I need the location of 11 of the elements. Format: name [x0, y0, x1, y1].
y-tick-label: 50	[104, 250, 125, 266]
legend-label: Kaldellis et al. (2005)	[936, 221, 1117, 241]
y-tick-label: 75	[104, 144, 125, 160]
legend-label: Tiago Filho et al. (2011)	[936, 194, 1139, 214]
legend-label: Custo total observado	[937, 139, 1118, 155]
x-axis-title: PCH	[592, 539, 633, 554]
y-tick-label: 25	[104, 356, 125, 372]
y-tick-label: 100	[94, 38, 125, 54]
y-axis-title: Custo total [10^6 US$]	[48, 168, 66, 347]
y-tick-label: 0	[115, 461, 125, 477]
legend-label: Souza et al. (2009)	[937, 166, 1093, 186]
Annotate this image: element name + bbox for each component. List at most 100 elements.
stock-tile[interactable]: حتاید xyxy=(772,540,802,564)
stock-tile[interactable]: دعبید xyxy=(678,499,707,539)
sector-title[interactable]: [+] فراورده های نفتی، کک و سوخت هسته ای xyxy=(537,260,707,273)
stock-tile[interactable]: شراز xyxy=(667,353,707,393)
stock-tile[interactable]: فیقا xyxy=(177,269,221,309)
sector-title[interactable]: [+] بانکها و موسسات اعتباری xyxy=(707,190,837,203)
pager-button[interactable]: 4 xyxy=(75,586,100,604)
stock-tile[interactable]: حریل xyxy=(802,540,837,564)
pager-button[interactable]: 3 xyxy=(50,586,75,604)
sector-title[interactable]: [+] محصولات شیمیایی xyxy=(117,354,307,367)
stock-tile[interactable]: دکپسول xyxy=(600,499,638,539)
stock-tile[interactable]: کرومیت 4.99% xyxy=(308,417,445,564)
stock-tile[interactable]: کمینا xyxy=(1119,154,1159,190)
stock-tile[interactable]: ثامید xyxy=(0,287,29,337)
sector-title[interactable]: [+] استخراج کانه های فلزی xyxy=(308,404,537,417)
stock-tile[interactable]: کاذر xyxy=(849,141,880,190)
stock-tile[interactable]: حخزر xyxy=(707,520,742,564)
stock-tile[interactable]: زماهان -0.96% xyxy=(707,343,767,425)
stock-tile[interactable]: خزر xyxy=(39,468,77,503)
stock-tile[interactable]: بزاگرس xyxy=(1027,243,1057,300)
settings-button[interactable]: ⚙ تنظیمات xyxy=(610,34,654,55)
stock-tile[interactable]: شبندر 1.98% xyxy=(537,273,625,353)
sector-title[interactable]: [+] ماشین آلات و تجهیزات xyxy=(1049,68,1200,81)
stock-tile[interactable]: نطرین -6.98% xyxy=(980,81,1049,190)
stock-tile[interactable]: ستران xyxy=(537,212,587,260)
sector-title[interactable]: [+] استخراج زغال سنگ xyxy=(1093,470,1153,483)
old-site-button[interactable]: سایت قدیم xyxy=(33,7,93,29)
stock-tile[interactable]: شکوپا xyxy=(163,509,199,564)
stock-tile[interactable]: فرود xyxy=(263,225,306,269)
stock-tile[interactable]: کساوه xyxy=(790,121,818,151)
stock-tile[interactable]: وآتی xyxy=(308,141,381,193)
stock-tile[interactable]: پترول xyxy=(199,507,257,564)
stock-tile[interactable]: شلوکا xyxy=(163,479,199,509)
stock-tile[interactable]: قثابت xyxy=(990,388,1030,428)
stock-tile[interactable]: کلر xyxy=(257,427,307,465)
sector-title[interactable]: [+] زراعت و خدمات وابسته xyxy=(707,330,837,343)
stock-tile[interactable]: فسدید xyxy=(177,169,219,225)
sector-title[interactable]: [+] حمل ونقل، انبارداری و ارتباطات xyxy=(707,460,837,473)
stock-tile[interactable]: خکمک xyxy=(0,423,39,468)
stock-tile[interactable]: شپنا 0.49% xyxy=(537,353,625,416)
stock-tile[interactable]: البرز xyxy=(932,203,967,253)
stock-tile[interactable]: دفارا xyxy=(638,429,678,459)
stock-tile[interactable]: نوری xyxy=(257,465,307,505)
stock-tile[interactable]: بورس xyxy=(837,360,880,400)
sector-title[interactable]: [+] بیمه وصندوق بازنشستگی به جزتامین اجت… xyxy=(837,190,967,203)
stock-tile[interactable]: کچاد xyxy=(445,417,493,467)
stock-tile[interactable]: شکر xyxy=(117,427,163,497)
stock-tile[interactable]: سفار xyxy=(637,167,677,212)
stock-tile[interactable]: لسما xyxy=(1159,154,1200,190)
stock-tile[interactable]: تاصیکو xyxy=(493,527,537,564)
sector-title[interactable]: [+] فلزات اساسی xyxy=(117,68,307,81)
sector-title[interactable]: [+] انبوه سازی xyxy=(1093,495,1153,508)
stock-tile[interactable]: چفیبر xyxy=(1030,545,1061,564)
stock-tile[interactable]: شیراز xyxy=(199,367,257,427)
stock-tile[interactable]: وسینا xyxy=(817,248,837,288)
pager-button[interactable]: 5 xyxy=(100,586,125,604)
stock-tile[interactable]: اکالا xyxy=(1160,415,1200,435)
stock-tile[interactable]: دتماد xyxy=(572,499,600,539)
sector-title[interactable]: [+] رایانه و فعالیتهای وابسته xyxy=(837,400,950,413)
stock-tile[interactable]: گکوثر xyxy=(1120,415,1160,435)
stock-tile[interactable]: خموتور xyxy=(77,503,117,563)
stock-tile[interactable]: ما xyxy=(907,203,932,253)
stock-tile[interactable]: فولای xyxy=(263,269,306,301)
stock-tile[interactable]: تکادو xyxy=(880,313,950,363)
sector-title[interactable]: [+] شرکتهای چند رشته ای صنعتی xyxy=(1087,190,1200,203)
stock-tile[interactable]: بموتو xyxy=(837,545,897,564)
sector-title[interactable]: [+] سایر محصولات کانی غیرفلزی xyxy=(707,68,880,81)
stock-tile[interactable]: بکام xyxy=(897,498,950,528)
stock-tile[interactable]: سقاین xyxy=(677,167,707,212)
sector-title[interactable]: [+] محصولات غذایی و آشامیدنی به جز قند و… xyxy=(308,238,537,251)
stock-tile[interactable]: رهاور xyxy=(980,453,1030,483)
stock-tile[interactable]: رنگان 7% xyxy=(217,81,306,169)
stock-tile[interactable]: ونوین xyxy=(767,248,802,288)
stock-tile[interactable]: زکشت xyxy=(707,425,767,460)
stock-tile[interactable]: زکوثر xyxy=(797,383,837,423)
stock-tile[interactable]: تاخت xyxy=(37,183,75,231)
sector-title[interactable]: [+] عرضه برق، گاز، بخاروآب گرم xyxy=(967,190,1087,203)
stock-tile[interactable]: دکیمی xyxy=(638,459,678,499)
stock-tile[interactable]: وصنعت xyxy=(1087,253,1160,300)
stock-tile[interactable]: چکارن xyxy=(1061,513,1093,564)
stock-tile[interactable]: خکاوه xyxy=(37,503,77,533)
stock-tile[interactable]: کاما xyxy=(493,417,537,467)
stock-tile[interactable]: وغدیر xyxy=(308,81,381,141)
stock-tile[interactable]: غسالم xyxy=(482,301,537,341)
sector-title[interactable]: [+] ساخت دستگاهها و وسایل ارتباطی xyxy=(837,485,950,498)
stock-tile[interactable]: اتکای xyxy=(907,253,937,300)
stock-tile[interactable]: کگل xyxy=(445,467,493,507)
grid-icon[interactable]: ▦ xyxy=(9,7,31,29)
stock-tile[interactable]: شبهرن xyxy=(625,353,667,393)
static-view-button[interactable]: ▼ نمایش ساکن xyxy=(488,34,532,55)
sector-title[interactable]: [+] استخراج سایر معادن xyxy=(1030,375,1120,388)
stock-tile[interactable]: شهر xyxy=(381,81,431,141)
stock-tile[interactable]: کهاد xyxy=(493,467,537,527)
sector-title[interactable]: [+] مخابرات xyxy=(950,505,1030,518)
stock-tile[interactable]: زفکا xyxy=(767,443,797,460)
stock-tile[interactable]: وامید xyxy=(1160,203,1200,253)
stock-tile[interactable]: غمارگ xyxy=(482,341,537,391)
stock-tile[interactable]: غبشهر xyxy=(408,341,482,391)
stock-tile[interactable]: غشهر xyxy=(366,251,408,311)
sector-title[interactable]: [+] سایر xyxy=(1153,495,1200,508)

# Instructions for the task:
Repeat the rows from the start through the line containing "sector-title[interactable]: [+] بانکها", switching every "legend-label" to "legend-entry" and leaving everything else as it is.

# Written solution:
I need the location of 11 of the elements. Format: name [x0, y0, x1, y1].
y-tick-label: 50	[104, 250, 125, 266]
legend-entry: Kaldellis et al. (2005)	[936, 221, 1117, 241]
y-tick-label: 75	[104, 144, 125, 160]
legend-entry: Tiago Filho et al. (2011)	[936, 194, 1139, 214]
legend-entry: Custo total observado	[937, 139, 1118, 155]
x-axis-title: PCH	[592, 539, 633, 554]
y-tick-label: 25	[104, 356, 125, 372]
y-tick-label: 100	[94, 38, 125, 54]
y-axis-title: Custo total [10^6 US$]	[48, 168, 66, 347]
y-tick-label: 0	[115, 461, 125, 477]
legend-entry: Souza et al. (2009)	[937, 166, 1093, 186]
Annotate this image: element name + bbox for each component. List at most 100 elements.
stock-tile[interactable]: حتاید xyxy=(772,540,802,564)
stock-tile[interactable]: دعبید xyxy=(678,499,707,539)
sector-title[interactable]: [+] فراورده های نفتی، کک و سوخت هسته ای xyxy=(537,260,707,273)
stock-tile[interactable]: شراز xyxy=(667,353,707,393)
stock-tile[interactable]: فیقا xyxy=(177,269,221,309)
sector-title[interactable]: [+] بانکها و موسسات اعتباری xyxy=(707,190,837,203)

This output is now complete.